- _TASK PROMPT_:
Find the word "réseau" in the material below and gather every line that contains it.

* Begin TASK INPUT *

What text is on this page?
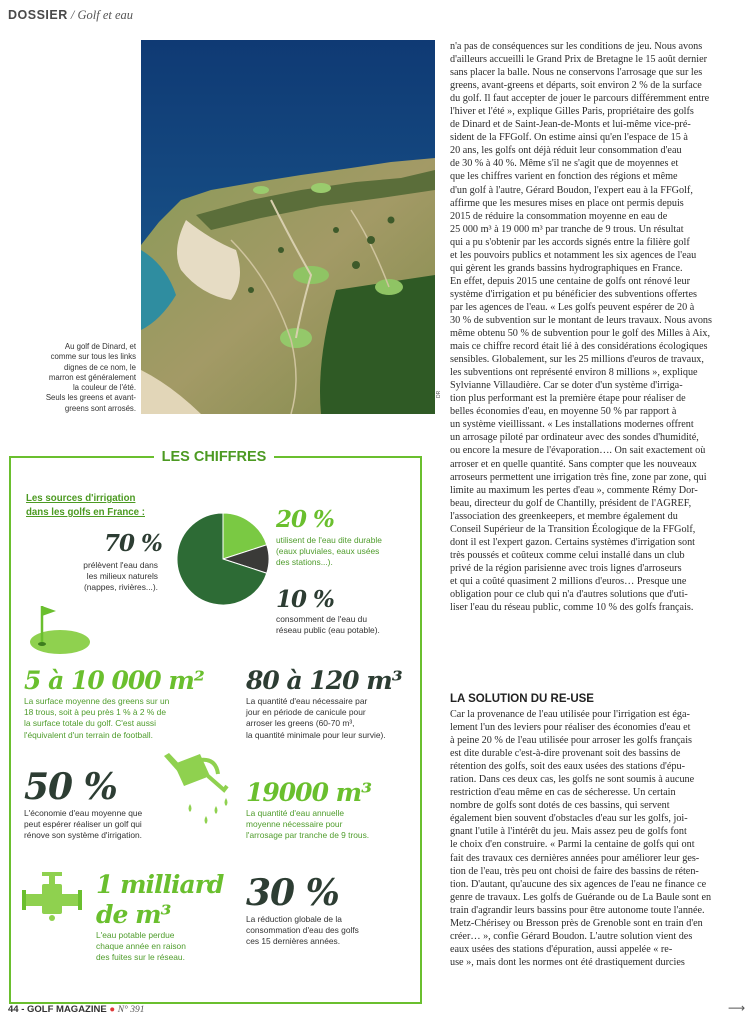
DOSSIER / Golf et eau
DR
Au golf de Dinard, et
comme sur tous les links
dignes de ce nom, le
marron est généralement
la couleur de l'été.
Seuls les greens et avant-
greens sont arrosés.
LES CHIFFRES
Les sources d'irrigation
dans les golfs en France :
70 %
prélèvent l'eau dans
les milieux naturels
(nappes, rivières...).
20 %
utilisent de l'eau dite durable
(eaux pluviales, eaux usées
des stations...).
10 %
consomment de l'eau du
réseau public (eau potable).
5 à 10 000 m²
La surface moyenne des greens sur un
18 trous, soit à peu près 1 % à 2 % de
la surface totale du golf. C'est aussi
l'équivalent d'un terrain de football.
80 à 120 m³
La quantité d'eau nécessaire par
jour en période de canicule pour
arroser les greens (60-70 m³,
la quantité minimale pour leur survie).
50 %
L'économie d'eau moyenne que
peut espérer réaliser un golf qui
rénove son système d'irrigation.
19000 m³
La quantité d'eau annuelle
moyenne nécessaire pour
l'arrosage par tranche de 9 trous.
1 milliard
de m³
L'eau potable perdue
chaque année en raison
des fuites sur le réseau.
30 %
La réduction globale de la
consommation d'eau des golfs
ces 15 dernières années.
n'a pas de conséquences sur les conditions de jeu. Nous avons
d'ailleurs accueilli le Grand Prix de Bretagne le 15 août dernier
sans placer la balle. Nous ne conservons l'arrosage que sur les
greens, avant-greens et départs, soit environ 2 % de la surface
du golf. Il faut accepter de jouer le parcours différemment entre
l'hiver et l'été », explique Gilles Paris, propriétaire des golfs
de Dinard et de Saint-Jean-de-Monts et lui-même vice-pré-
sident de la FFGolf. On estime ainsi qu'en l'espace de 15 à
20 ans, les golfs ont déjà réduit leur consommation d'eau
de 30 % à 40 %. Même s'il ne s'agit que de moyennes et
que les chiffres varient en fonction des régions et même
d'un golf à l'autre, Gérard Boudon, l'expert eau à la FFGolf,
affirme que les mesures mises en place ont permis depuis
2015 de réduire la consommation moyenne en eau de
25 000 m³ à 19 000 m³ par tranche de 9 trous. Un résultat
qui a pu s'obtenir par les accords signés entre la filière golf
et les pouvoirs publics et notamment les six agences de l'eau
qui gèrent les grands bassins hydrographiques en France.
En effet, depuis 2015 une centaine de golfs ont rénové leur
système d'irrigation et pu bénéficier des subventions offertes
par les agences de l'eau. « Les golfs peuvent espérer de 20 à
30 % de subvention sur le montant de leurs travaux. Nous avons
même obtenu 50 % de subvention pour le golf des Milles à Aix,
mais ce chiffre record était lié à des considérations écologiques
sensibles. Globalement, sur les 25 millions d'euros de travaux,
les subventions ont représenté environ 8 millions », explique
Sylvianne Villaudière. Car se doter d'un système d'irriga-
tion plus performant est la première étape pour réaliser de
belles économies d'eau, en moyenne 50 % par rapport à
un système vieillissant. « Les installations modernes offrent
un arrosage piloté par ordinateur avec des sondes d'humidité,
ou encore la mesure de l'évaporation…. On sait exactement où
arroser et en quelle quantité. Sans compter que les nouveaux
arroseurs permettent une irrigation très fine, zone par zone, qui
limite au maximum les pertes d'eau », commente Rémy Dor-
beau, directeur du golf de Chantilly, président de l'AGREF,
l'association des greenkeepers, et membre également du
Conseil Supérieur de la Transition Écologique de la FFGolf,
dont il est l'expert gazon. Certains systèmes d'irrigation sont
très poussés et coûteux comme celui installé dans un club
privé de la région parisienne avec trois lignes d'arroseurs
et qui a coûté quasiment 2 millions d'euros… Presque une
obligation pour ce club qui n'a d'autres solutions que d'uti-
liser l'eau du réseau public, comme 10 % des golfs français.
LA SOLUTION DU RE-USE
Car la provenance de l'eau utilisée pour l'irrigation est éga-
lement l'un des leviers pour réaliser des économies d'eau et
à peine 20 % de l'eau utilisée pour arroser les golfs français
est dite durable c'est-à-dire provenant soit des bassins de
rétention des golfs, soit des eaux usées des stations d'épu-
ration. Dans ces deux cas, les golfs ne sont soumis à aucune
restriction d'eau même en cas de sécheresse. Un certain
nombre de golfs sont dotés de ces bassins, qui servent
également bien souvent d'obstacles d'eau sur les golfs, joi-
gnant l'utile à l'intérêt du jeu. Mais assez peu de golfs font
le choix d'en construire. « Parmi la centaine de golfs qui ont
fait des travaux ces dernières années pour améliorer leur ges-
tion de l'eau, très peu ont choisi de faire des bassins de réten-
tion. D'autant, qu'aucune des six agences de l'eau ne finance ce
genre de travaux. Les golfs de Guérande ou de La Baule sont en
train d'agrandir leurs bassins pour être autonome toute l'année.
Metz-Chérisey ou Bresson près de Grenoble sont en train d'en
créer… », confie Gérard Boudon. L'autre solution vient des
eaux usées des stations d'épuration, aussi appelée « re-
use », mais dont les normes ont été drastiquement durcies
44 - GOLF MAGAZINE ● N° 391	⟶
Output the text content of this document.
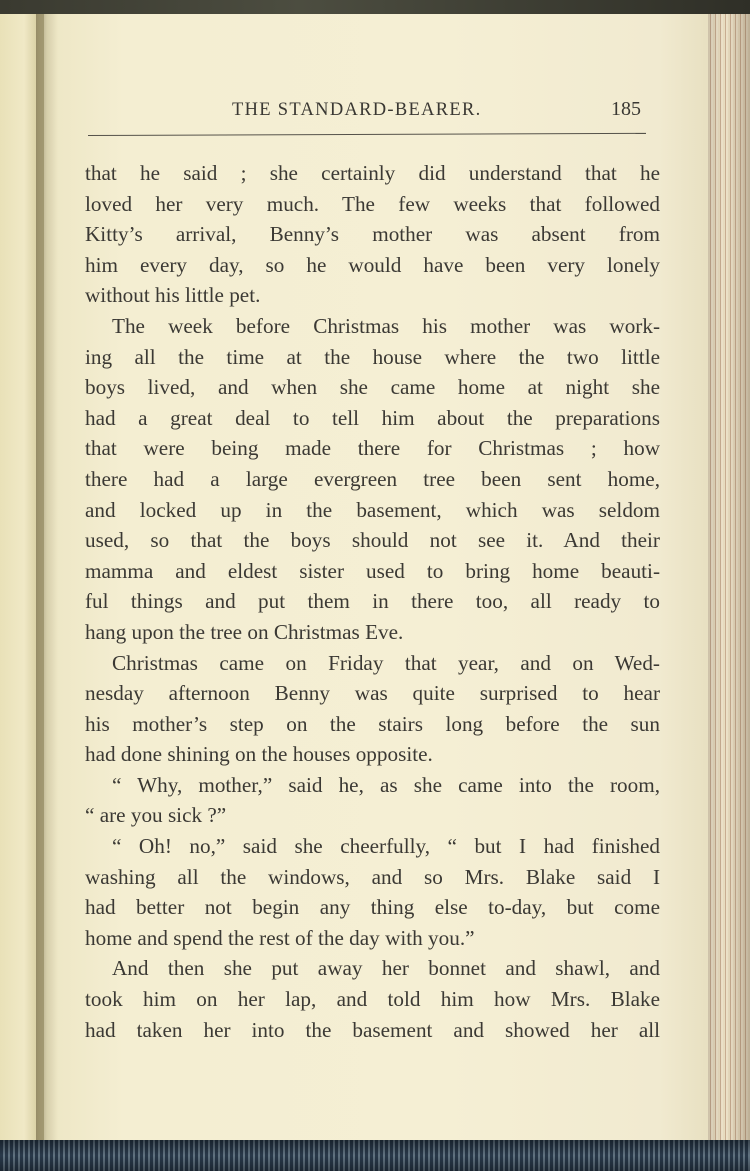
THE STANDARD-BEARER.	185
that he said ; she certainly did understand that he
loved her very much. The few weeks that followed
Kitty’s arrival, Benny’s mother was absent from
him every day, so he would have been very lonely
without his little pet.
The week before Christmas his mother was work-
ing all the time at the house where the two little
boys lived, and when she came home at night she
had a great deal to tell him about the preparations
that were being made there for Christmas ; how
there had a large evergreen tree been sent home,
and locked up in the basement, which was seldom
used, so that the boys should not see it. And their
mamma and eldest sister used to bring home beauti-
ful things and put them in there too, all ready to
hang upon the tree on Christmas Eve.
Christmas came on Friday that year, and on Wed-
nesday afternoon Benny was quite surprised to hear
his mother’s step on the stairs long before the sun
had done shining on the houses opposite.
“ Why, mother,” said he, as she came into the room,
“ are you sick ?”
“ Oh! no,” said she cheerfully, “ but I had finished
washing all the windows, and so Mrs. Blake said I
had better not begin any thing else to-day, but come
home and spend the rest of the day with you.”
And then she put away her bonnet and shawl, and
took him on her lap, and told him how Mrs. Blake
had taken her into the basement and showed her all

* End TASK INPUT *

- _CORRECT ANSWER_:
réseau public (eau potable).
des fuites sur le réseau.
liser l'eau du réseau public, comme 10 % des golfs français.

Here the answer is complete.